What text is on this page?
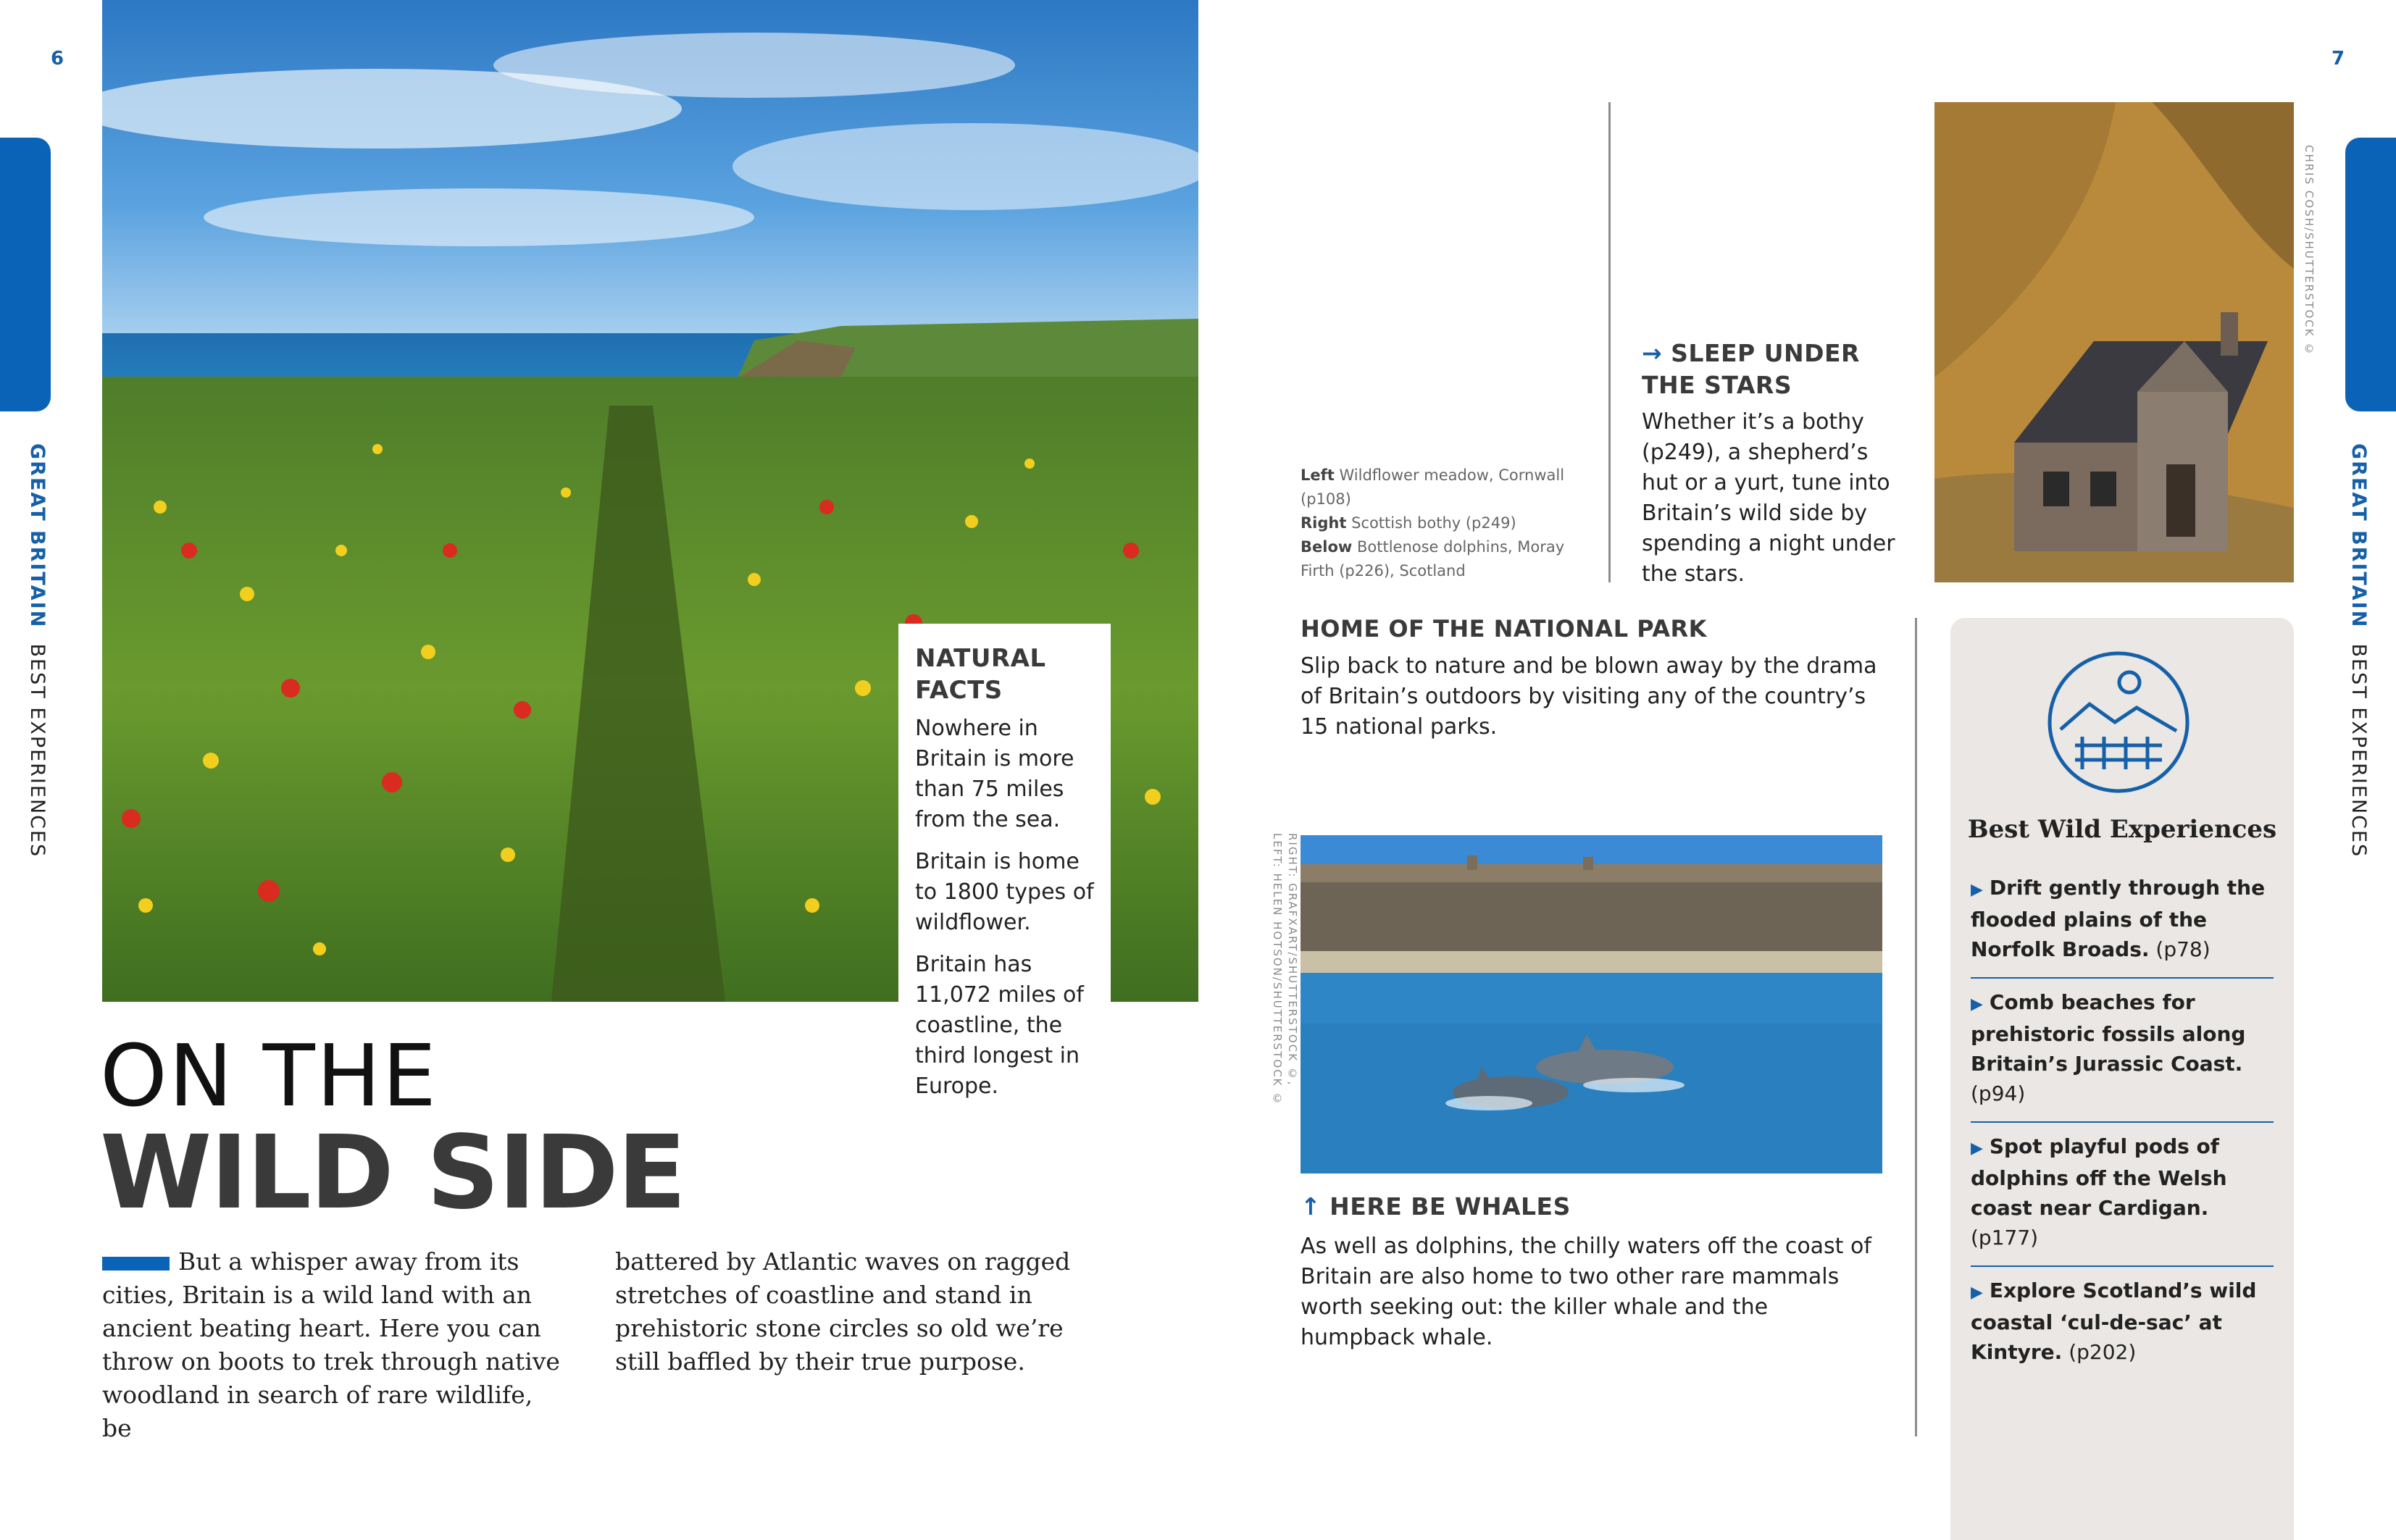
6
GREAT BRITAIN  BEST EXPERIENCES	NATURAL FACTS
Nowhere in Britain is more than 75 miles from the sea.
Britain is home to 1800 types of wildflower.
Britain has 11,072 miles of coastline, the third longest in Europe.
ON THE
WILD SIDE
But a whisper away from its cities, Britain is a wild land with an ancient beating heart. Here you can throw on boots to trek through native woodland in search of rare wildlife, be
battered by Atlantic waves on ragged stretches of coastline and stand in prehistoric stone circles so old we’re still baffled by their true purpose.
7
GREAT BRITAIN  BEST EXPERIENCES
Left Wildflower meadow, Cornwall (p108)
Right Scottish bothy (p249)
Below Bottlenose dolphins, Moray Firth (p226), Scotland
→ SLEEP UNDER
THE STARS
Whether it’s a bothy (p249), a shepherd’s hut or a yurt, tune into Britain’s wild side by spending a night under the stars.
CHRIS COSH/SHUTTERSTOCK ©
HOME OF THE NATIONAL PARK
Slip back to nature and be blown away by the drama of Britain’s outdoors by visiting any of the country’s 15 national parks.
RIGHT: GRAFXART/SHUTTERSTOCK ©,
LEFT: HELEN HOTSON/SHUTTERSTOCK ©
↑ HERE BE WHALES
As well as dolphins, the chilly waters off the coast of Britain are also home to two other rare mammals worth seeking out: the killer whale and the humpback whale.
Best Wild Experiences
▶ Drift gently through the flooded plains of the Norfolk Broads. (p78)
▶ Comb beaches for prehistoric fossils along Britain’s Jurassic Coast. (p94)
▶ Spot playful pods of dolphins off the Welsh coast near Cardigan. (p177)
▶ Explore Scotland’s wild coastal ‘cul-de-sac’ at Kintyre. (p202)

● ● ● ● ● ● ●

Brief: Make a verbatim copy of all the entries and strip out the pictures.

Response to this exercise:
What text is on this page?
6
GREAT BRITAIN  BEST EXPERIENCES	NATURAL FACTS
Nowhere in Britain is more than 75 miles from the sea.
Britain is home to 1800 types of wildflower.
Britain has 11,072 miles of coastline, the third longest in Europe.
ON THE
WILD SIDE
But a whisper away from its cities, Britain is a wild land with an ancient beating heart. Here you can throw on boots to trek through native woodland in search of rare wildlife, be
battered by Atlantic waves on ragged stretches of coastline and stand in prehistoric stone circles so old we’re still baffled by their true purpose.
7
GREAT BRITAIN  BEST EXPERIENCES
Left Wildflower meadow, Cornwall (p108)
Right Scottish bothy (p249)
Below Bottlenose dolphins, Moray Firth (p226), Scotland
→ SLEEP UNDER
THE STARS
Whether it’s a bothy (p249), a shepherd’s hut or a yurt, tune into Britain’s wild side by spending a night under the stars.
CHRIS COSH/SHUTTERSTOCK ©
HOME OF THE NATIONAL PARK
Slip back to nature and be blown away by the drama of Britain’s outdoors by visiting any of the country’s 15 national parks.
RIGHT: GRAFXART/SHUTTERSTOCK ©,
LEFT: HELEN HOTSON/SHUTTERSTOCK ©
↑ HERE BE WHALES
As well as dolphins, the chilly waters off the coast of Britain are also home to two other rare mammals worth seeking out: the killer whale and the humpback whale.
Best Wild Experiences
▶ Drift gently through the flooded plains of the Norfolk Broads. (p78)
▶ Comb beaches for prehistoric fossils along Britain’s Jurassic Coast. (p94)
▶ Spot playful pods of dolphins off the Welsh coast near Cardigan. (p177)
▶ Explore Scotland’s wild coastal ‘cul-de-sac’ at Kintyre. (p202)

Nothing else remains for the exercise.